_Written problem_
Return all of the data exactly as given.

_Input material_
┏━━
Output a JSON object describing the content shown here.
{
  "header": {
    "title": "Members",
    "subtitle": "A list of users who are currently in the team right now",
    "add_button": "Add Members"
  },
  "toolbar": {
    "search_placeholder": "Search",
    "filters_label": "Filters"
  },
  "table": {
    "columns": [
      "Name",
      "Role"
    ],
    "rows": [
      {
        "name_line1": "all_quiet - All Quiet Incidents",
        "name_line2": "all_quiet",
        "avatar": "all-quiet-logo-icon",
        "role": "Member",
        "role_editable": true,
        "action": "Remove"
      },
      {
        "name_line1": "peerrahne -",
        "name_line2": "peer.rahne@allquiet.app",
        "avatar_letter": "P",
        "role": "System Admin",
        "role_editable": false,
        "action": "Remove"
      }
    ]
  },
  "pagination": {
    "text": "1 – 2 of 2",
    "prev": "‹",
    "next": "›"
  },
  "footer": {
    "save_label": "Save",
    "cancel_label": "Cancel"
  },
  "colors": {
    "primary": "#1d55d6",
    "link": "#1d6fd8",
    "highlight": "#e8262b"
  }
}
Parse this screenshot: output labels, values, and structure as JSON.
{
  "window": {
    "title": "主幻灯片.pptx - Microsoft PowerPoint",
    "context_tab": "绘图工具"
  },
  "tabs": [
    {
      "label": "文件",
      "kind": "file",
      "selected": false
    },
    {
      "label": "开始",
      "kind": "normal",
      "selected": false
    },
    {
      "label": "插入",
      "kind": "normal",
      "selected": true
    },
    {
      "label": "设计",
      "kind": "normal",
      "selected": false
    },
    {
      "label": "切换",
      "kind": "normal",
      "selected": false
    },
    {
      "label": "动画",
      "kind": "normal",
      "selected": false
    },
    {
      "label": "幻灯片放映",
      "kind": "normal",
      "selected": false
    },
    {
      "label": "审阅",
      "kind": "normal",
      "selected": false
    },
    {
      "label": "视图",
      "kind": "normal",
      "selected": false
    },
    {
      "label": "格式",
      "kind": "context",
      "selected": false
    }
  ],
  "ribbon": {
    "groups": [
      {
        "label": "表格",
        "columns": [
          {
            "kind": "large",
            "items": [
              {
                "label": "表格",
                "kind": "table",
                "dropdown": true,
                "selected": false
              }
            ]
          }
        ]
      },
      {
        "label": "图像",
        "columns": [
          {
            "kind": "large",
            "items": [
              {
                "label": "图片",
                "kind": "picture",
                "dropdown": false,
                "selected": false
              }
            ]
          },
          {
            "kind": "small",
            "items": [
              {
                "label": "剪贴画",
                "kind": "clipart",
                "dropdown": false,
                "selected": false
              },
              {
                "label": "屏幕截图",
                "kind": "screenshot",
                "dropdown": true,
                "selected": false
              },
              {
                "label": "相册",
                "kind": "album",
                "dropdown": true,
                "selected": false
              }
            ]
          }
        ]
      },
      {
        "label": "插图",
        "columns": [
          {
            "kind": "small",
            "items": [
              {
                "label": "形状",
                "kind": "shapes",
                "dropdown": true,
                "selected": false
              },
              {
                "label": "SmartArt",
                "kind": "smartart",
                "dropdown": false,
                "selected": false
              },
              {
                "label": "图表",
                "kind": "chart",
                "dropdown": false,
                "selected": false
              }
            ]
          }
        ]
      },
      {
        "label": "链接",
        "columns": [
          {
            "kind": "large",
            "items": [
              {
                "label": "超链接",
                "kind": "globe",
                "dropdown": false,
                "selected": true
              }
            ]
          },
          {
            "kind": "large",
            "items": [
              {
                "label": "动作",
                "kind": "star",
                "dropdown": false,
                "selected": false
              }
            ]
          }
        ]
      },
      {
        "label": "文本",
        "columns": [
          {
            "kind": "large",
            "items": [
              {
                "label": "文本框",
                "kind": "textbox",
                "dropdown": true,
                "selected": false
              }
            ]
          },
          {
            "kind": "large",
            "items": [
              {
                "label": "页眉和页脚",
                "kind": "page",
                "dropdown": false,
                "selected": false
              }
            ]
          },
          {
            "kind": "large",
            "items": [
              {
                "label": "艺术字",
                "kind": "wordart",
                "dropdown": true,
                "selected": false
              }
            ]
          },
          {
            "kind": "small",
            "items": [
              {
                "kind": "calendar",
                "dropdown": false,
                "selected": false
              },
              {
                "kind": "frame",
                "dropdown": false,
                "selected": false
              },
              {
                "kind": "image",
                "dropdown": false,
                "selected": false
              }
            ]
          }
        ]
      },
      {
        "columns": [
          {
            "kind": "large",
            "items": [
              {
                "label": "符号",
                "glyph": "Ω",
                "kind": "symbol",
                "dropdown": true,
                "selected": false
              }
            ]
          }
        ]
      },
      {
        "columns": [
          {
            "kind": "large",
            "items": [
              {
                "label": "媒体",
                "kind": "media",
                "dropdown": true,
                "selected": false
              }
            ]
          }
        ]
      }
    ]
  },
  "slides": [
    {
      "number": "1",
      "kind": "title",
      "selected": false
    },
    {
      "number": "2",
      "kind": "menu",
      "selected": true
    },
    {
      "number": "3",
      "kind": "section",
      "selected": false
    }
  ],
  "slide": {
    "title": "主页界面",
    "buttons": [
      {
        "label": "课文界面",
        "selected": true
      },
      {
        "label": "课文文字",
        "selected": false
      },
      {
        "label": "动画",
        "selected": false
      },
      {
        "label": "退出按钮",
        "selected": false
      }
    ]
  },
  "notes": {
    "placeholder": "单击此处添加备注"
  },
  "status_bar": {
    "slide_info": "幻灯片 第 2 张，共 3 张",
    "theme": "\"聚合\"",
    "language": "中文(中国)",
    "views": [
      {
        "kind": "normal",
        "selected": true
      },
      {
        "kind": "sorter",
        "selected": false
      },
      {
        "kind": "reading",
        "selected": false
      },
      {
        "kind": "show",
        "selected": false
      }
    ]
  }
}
┗━━
_Written response_
Output a JSON object describing the content shown here.
{
  "header": {
    "title": "Members",
    "subtitle": "A list of users who are currently in the team right now",
    "add_button": "Add Members"
  },
  "toolbar": {
    "search_placeholder": "Search",
    "filters_label": "Filters"
  },
  "table": {
    "columns": [
      "Name",
      "Role"
    ],
    "rows": [
      {
        "name_line1": "all_quiet - All Quiet Incidents",
        "name_line2": "all_quiet",
        "avatar": "all-quiet-logo-icon",
        "role": "Member",
        "role_editable": true,
        "action": "Remove"
      },
      {
        "name_line1": "peerrahne -",
        "name_line2": "peer.rahne@allquiet.app",
        "avatar_letter": "P",
        "role": "System Admin",
        "role_editable": false,
        "action": "Remove"
      }
    ]
  },
  "pagination": {
    "text": "1 – 2 of 2",
    "prev": "‹",
    "next": "›"
  },
  "footer": {
    "save_label": "Save",
    "cancel_label": "Cancel"
  },
  "colors": {
    "primary": "#1d55d6",
    "link": "#1d6fd8",
    "highlight": "#e8262b"
  }
}
Parse this screenshot: output labels, values, and structure as JSON.
{
  "window": {
    "title": "主幻灯片.pptx - Microsoft PowerPoint",
    "context_tab": "绘图工具"
  },
  "tabs": [
    {
      "label": "文件",
      "kind": "file",
      "selected": false
    },
    {
      "label": "开始",
      "kind": "normal",
      "selected": false
    },
    {
      "label": "插入",
      "kind": "normal",
      "selected": true
    },
    {
      "label": "设计",
      "kind": "normal",
      "selected": false
    },
    {
      "label": "切换",
      "kind": "normal",
      "selected": false
    },
    {
      "label": "动画",
      "kind": "normal",
      "selected": false
    },
    {
      "label": "幻灯片放映",
      "kind": "normal",
      "selected": false
    },
    {
      "label": "审阅",
      "kind": "normal",
      "selected": false
    },
    {
      "label": "视图",
      "kind": "normal",
      "selected": false
    },
    {
      "label": "格式",
      "kind": "context",
      "selected": false
    }
  ],
  "ribbon": {
    "groups": [
      {
        "label": "表格",
        "columns": [
          {
            "kind": "large",
            "items": [
              {
                "label": "表格",
                "kind": "table",
                "dropdown": true,
                "selected": false
              }
            ]
          }
        ]
      },
      {
        "label": "图像",
        "columns": [
          {
            "kind": "large",
            "items": [
              {
                "label": "图片",
                "kind": "picture",
                "dropdown": false,
                "selected": false
              }
            ]
          },
          {
            "kind": "small",
            "items": [
              {
                "label": "剪贴画",
                "kind": "clipart",
                "dropdown": false,
                "selected": false
              },
              {
                "label": "屏幕截图",
                "kind": "screenshot",
                "dropdown": true,
                "selected": false
              },
              {
                "label": "相册",
                "kind": "album",
                "dropdown": true,
                "selected": false
              }
            ]
          }
        ]
      },
      {
        "label": "插图",
        "columns": [
          {
            "kind": "small",
            "items": [
              {
                "label": "形状",
                "kind": "shapes",
                "dropdown": true,
                "selected": false
              },
              {
                "label": "SmartArt",
                "kind": "smartart",
                "dropdown": false,
                "selected": false
              },
              {
                "label": "图表",
                "kind": "chart",
                "dropdown": false,
                "selected": false
              }
            ]
          }
        ]
      },
      {
        "label": "链接",
        "columns": [
          {
            "kind": "large",
            "items": [
              {
                "label": "超链接",
                "kind": "globe",
                "dropdown": false,
                "selected": true
              }
            ]
          },
          {
            "kind": "large",
            "items": [
              {
                "label": "动作",
                "kind": "star",
                "dropdown": false,
                "selected": false
              }
            ]
          }
        ]
      },
      {
        "label": "文本",
        "columns": [
          {
            "kind": "large",
            "items": [
              {
                "label": "文本框",
                "kind": "textbox",
                "dropdown": true,
                "selected": false
              }
            ]
          },
          {
            "kind": "large",
            "items": [
              {
                "label": "页眉和页脚",
                "kind": "page",
                "dropdown": false,
                "selected": false
              }
            ]
          },
          {
            "kind": "large",
            "items": [
              {
                "label": "艺术字",
                "kind": "wordart",
                "dropdown": true,
                "selected": false
              }
            ]
          },
          {
            "kind": "small",
            "items": [
              {
                "kind": "calendar",
                "dropdown": false,
                "selected": false
              },
              {
                "kind": "frame",
                "dropdown": false,
                "selected": false
              },
              {
                "kind": "image",
                "dropdown": false,
                "selected": false
              }
            ]
          }
        ]
      },
      {
        "columns": [
          {
            "kind": "large",
            "items": [
              {
                "label": "符号",
                "glyph": "Ω",
                "kind": "symbol",
                "dropdown": true,
                "selected": false
              }
            ]
          }
        ]
      },
      {
        "columns": [
          {
            "kind": "large",
            "items": [
              {
                "label": "媒体",
                "kind": "media",
                "dropdown": true,
                "selected": false
              }
            ]
          }
        ]
      }
    ]
  },
  "slides": [
    {
      "number": "1",
      "kind": "title",
      "selected": false
    },
    {
      "number": "2",
      "kind": "menu",
      "selected": true
    },
    {
      "number": "3",
      "kind": "section",
      "selected": false
    }
  ],
  "slide": {
    "title": "主页界面",
    "buttons": [
      {
        "label": "课文界面",
        "selected": true
      },
      {
        "label": "课文文字",
        "selected": false
      },
      {
        "label": "动画",
        "selected": false
      },
      {
        "label": "退出按钮",
        "selected": false
      }
    ]
  },
  "notes": {
    "placeholder": "单击此处添加备注"
  },
  "status_bar": {
    "slide_info": "幻灯片 第 2 张，共 3 张",
    "theme": "\"聚合\"",
    "language": "中文(中国)",
    "views": [
      {
        "kind": "normal",
        "selected": true
      },
      {
        "kind": "sorter",
        "selected": false
      },
      {
        "kind": "reading",
        "selected": false
      },
      {
        "kind": "show",
        "selected": false
      }
    ]
  }
}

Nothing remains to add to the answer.